*To do*
Check each line of the material below for "Post", then copy the ones that contain it.
** start **
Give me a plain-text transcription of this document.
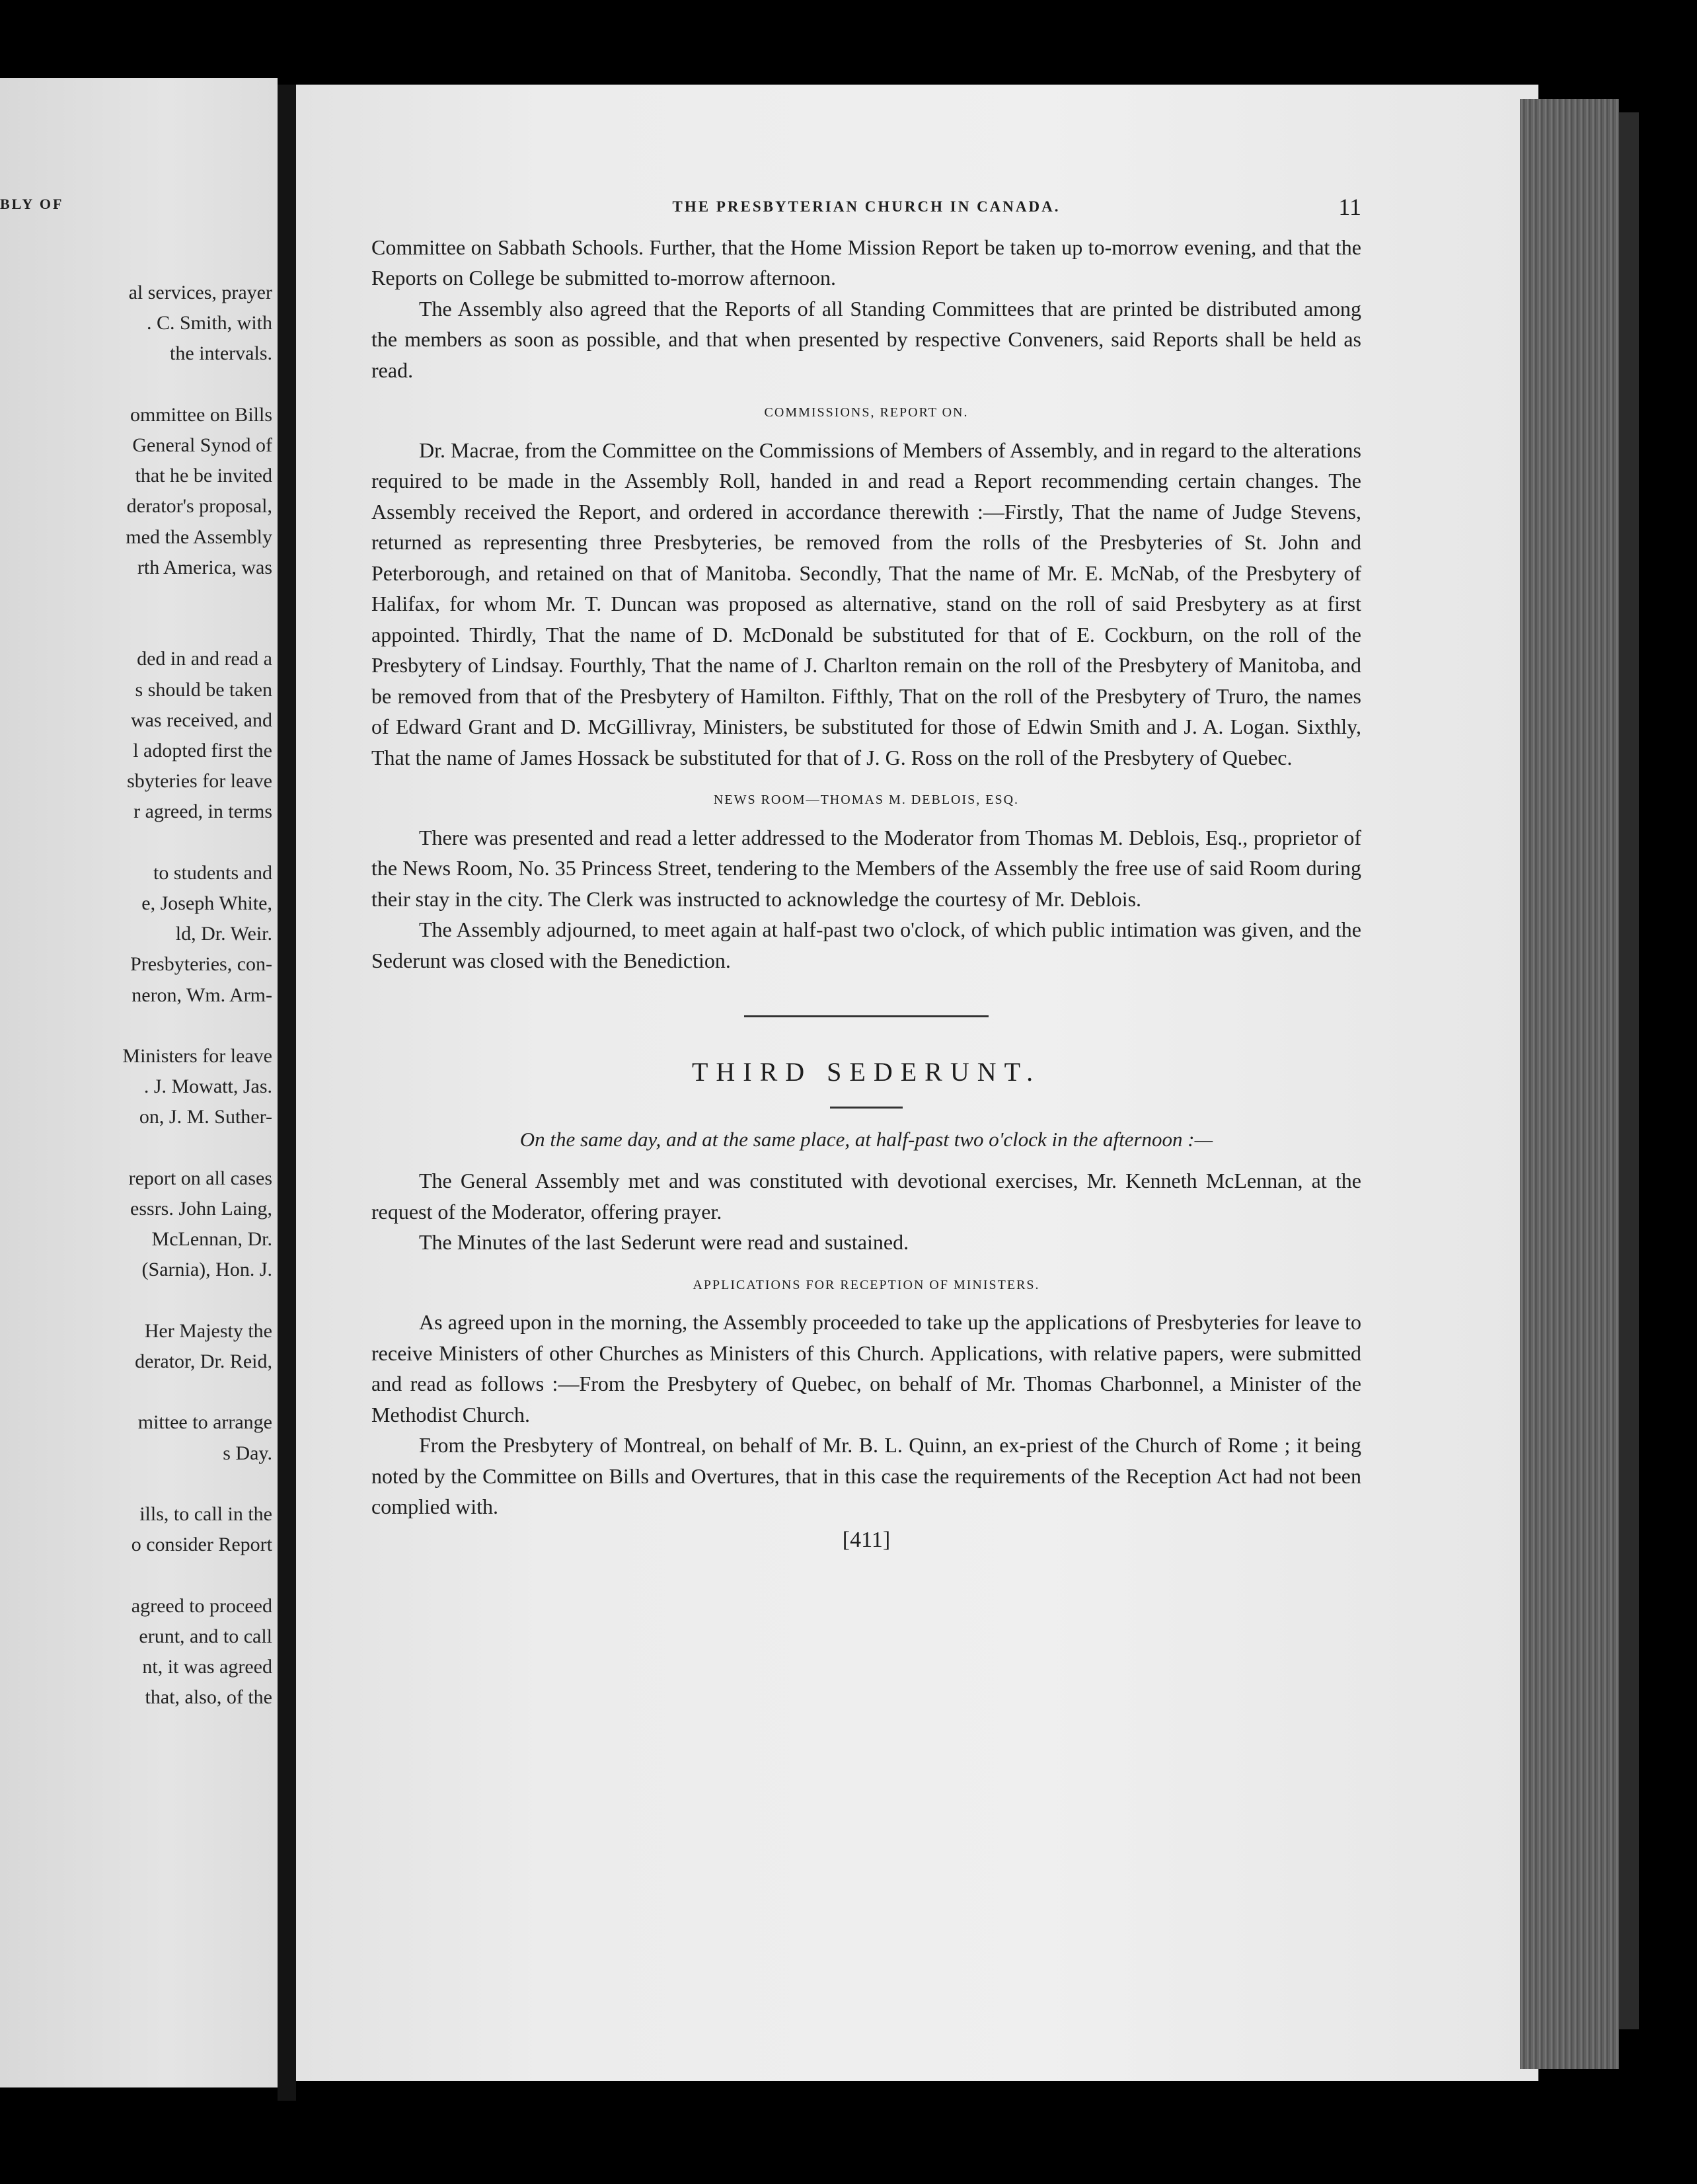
BLY OF
al services, prayer
. C. Smith, with
the intervals.
ommittee on Bills
General Synod of
that he be invited
derator's proposal,
med the Assembly
rth America, was
ded in and read a
s should be taken
was received, and
l adopted first the
sbyteries for leave
r agreed, in terms
to students and
e, Joseph White,
ld, Dr. Weir.
Presbyteries, con-
neron, Wm. Arm-
Ministers for leave
. J. Mowatt, Jas.
on, J. M. Suther-
report on all cases
essrs. John Laing,
McLennan, Dr.
(Sarnia), Hon. J.
Her Majesty the
derator, Dr. Reid,
mittee to arrange
s Day.
ills, to call in the
o consider Report
agreed to proceed
erunt, and to call
nt, it was agreed
that, also, of the
THE PRESBYTERIAN CHURCH IN CANADA.	11

Committee on Sabbath Schools. Further, that the Home Mission Report be taken up to-morrow evening, and that the Reports on College be submitted to-morrow afternoon.

The Assembly also agreed that the Reports of all Standing Committees that are printed be distributed among the members as soon as possible, and that when presented by respective Conveners, said Reports shall be held as read.

COMMISSIONS, REPORT ON.

Dr. Macrae, from the Committee on the Commissions of Members of Assembly, and in regard to the alterations required to be made in the Assembly Roll, handed in and read a Report recommending certain changes. The Assembly received the Report, and ordered in accordance therewith :—Firstly, That the name of Judge Stevens, returned as representing three Presbyteries, be removed from the rolls of the Presbyteries of St. John and Peterborough, and retained on that of Manitoba. Secondly, That the name of Mr. E. McNab, of the Presbytery of Halifax, for whom Mr. T. Duncan was proposed as alternative, stand on the roll of said Presbytery as at first appointed. Thirdly, That the name of D. McDonald be substituted for that of E. Cockburn, on the roll of the Presbytery of Lindsay. Fourthly, That the name of J. Charlton remain on the roll of the Presbytery of Manitoba, and be removed from that of the Presbytery of Hamilton. Fifthly, That on the roll of the Presbytery of Truro, the names of Edward Grant and D. McGillivray, Ministers, be substituted for those of Edwin Smith and J. A. Logan. Sixthly, That the name of James Hossack be substituted for that of J. G. Ross on the roll of the Presbytery of Quebec.

NEWS ROOM—THOMAS M. DEBLOIS, ESQ.

There was presented and read a letter addressed to the Moderator from Thomas M. Deblois, Esq., proprietor of the News Room, No. 35 Princess Street, tendering to the Members of the Assembly the free use of said Room during their stay in the city. The Clerk was instructed to acknowledge the courtesy of Mr. Deblois.

The Assembly adjourned, to meet again at half-past two o'clock, of which public intimation was given, and the Sederunt was closed with the Benediction.

THIRD SEDERUNT.
On the same day, and at the same place, at half-past two o'clock in the afternoon :—

The General Assembly met and was constituted with devotional exercises, Mr. Kenneth McLennan, at the request of the Moderator, offering prayer.

The Minutes of the last Sederunt were read and sustained.

APPLICATIONS FOR RECEPTION OF MINISTERS.

As agreed upon in the morning, the Assembly proceeded to take up the applications of Presbyteries for leave to receive Ministers of other Churches as Ministers of this Church. Applications, with relative papers, were submitted and read as follows :—From the Presbytery of Quebec, on behalf of Mr. Thomas Charbonnel, a Minister of the Methodist Church.

From the Presbytery of Montreal, on behalf of Mr. B. L. Quinn, an ex-priest of the Church of Rome ; it being noted by the Committee on Bills and Overtures, that in this case the requirements of the Reception Act had not been complied with.

[411]
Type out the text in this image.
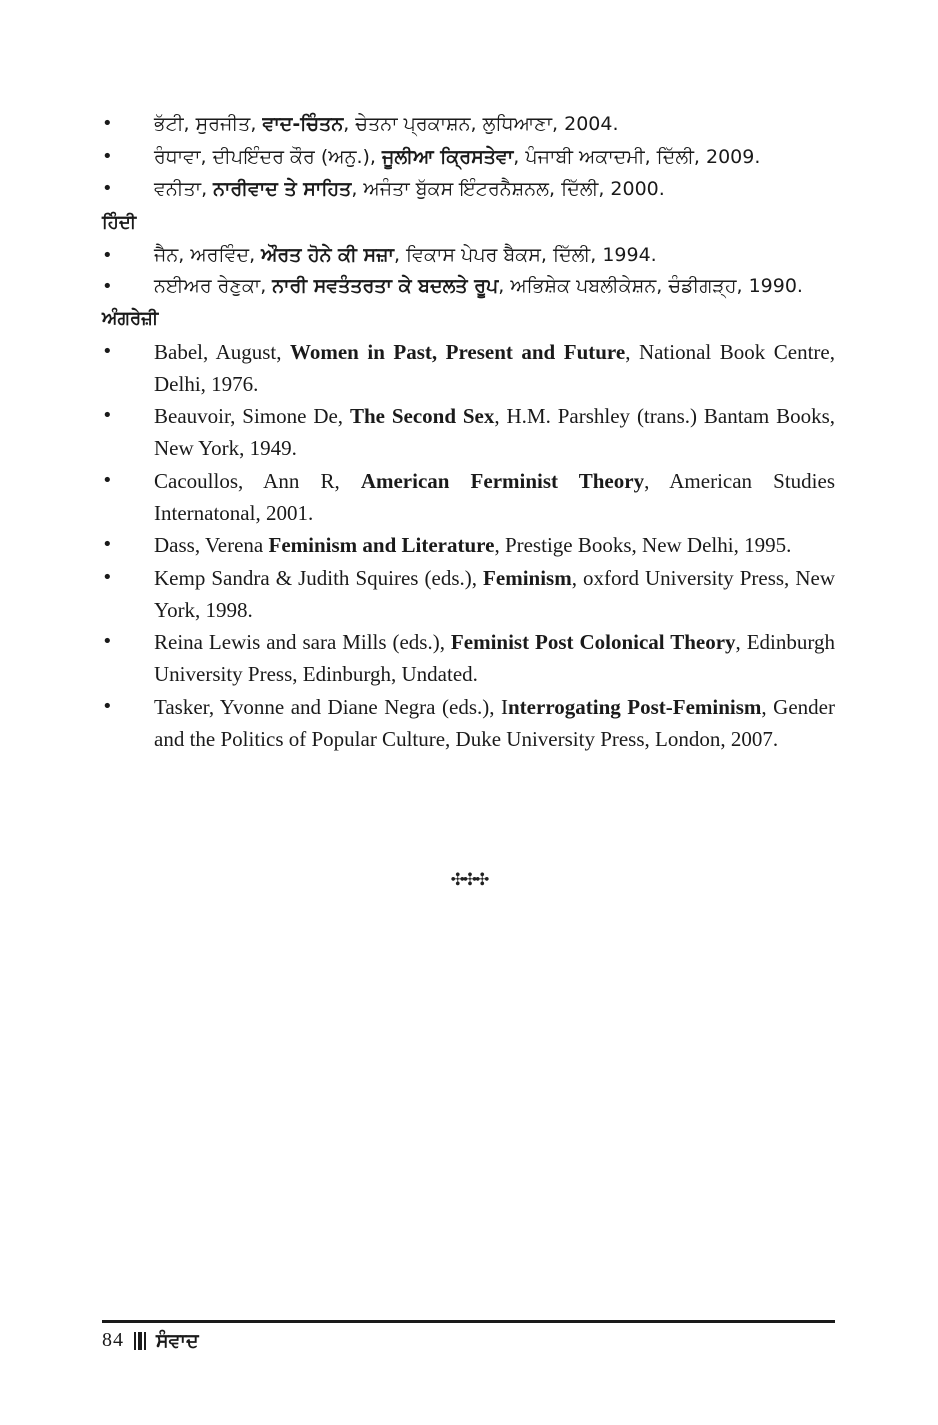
• ਭੱਟੀ, ਸੁਰਜੀਤ, ਵਾਦ-ਚਿੰਤਨ, ਚੇਤਨਾ ਪ੍ਰਕਾਸ਼ਨ, ਲੁਧਿਆਣਾ, 2004.
• ਰੰਧਾਵਾ, ਦੀਪਇੰਦਰ ਕੌਰ (ਅਨੁ.), ਜੂਲੀਆ ਕ੍ਰਿਸਤੇਵਾ, ਪੰਜਾਬੀ ਅਕਾਦਮੀ, ਦਿੱਲੀ, 2009.
• ਵਨੀਤਾ, ਨਾਰੀਵਾਦ ਤੇ ਸਾਹਿਤ, ਅਜੰਤਾ ਬੁੱਕਸ ਇੰਟਰਨੈਸ਼ਨਲ, ਦਿੱਲੀ, 2000.
ਹਿੰਦੀ
• ਜੈਨ, ਅਰਵਿੰਦ, ਔਰਤ ਹੋਨੇ ਕੀ ਸਜ਼ਾ, ਵਿਕਾਸ ਪੇਪਰ ਬੈਕਸ, ਦਿੱਲੀ, 1994.
• ਨਈਅਰ ਰੇਣੁਕਾ, ਨਾਰੀ ਸਵਤੰਤਰਤਾ ਕੇ ਬਦਲਤੇ ਰੂਪ, ਅਭਿਸ਼ੇਕ ਪਬਲੀਕੇਸ਼ਨ, ਚੰਡੀਗੜ੍ਹ, 1990.
ਅੰਗਰੇਜ਼ੀ
• Babel, August, Women in Past, Present and Future, National Book Centre, Delhi, 1976.
• Beauvoir, Simone De, The Second Sex, H.M. Parshley (trans.) Bantam Books, New York, 1949.
• Cacoullos, Ann R, American Ferminist Theory, American Studies Internatonal, 2001.
• Dass, Verena Feminism and Literature, Prestige Books, New Delhi, 1995.
• Kemp Sandra & Judith Squires (eds.), Feminism, oxford University Press, New York, 1998.
• Reina Lewis and sara Mills (eds.), Feminist Post Colonical Theory, Edinburgh University Press, Edinburgh, Undated.
• Tasker, Yvonne and Diane Negra (eds.), Interrogating Post-Feminism, Gender and the Politics of Popular Culture, Duke University Press, London, 2007.
✣✣✣
84 ਸੰਵਾਦ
** end **
*Response*
• Reina Lewis and sara Mills (eds.), Feminist Post Colonical Theory, Edinburgh University Press, Edinburgh, Undated.
• Tasker, Yvonne and Diane Negra (eds.), Interrogating Post-Feminism, Gender and the Politics of Popular Culture, Duke University Press, London, 2007.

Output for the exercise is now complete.